**SHORT TASK**
Restate the entire listing word for word.

----

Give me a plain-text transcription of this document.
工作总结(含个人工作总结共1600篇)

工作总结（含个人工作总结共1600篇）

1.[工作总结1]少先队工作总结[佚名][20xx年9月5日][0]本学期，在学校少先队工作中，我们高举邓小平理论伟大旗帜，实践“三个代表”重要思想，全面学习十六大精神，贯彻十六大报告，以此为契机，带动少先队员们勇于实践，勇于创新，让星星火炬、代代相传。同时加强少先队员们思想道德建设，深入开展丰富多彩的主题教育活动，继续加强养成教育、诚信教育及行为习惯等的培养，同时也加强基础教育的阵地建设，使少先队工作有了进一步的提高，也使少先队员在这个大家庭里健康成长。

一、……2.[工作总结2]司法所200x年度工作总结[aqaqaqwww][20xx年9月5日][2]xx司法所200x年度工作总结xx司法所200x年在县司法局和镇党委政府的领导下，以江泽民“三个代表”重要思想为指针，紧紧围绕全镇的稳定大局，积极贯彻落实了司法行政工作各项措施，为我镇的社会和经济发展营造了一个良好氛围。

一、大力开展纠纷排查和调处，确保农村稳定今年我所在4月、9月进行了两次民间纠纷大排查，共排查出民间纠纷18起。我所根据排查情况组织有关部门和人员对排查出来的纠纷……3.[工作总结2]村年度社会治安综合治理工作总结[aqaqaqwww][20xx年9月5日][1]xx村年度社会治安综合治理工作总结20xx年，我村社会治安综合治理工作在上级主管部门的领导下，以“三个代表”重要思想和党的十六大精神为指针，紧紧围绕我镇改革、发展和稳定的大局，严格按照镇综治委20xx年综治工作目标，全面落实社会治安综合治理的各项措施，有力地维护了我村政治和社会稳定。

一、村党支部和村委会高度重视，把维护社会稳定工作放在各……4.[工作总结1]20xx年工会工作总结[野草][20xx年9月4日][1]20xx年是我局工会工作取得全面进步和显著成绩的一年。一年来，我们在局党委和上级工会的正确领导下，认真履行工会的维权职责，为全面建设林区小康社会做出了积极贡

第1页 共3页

----

**FULL OUTPUT**
Give me a plain-text transcription of this document.
工作总结(含个人工作总结共1600篇)

工作总结（含个人工作总结共1600篇）

1.[工作总结1]少先队工作总结[佚名][20xx年9月5日][0]本学期，在学校少先队工作中，我们高举邓小平理论伟大旗帜，实践“三个代表”重要思想，全面学习十六大精神，贯彻十六大报告，以此为契机，带动少先队员们勇于实践，勇于创新，让星星火炬、代代相传。同时加强少先队员们思想道德建设，深入开展丰富多彩的主题教育活动，继续加强养成教育、诚信教育及行为习惯等的培养，同时也加强基础教育的阵地建设，使少先队工作有了进一步的提高，也使少先队员在这个大家庭里健康成长。

一、……2.[工作总结2]司法所200x年度工作总结[aqaqaqwww][20xx年9月5日][2]xx司法所200x年度工作总结xx司法所200x年在县司法局和镇党委政府的领导下，以江泽民“三个代表”重要思想为指针，紧紧围绕全镇的稳定大局，积极贯彻落实了司法行政工作各项措施，为我镇的社会和经济发展营造了一个良好氛围。

一、大力开展纠纷排查和调处，确保农村稳定今年我所在4月、9月进行了两次民间纠纷大排查，共排查出民间纠纷18起。我所根据排查情况组织有关部门和人员对排查出来的纠纷……3.[工作总结2]村年度社会治安综合治理工作总结[aqaqaqwww][20xx年9月5日][1]xx村年度社会治安综合治理工作总结20xx年，我村社会治安综合治理工作在上级主管部门的领导下，以“三个代表”重要思想和党的十六大精神为指针，紧紧围绕我镇改革、发展和稳定的大局，严格按照镇综治委20xx年综治工作目标，全面落实社会治安综合治理的各项措施，有力地维护了我村政治和社会稳定。

一、村党支部和村委会高度重视，把维护社会稳定工作放在各……4.[工作总结1]20xx年工会工作总结[野草][20xx年9月4日][1]20xx年是我局工会工作取得全面进步和显著成绩的一年。一年来，我们在局党委和上级工会的正确领导下，认真履行工会的维权职责，为全面建设林区小康社会做出了积极贡

第1页 共3页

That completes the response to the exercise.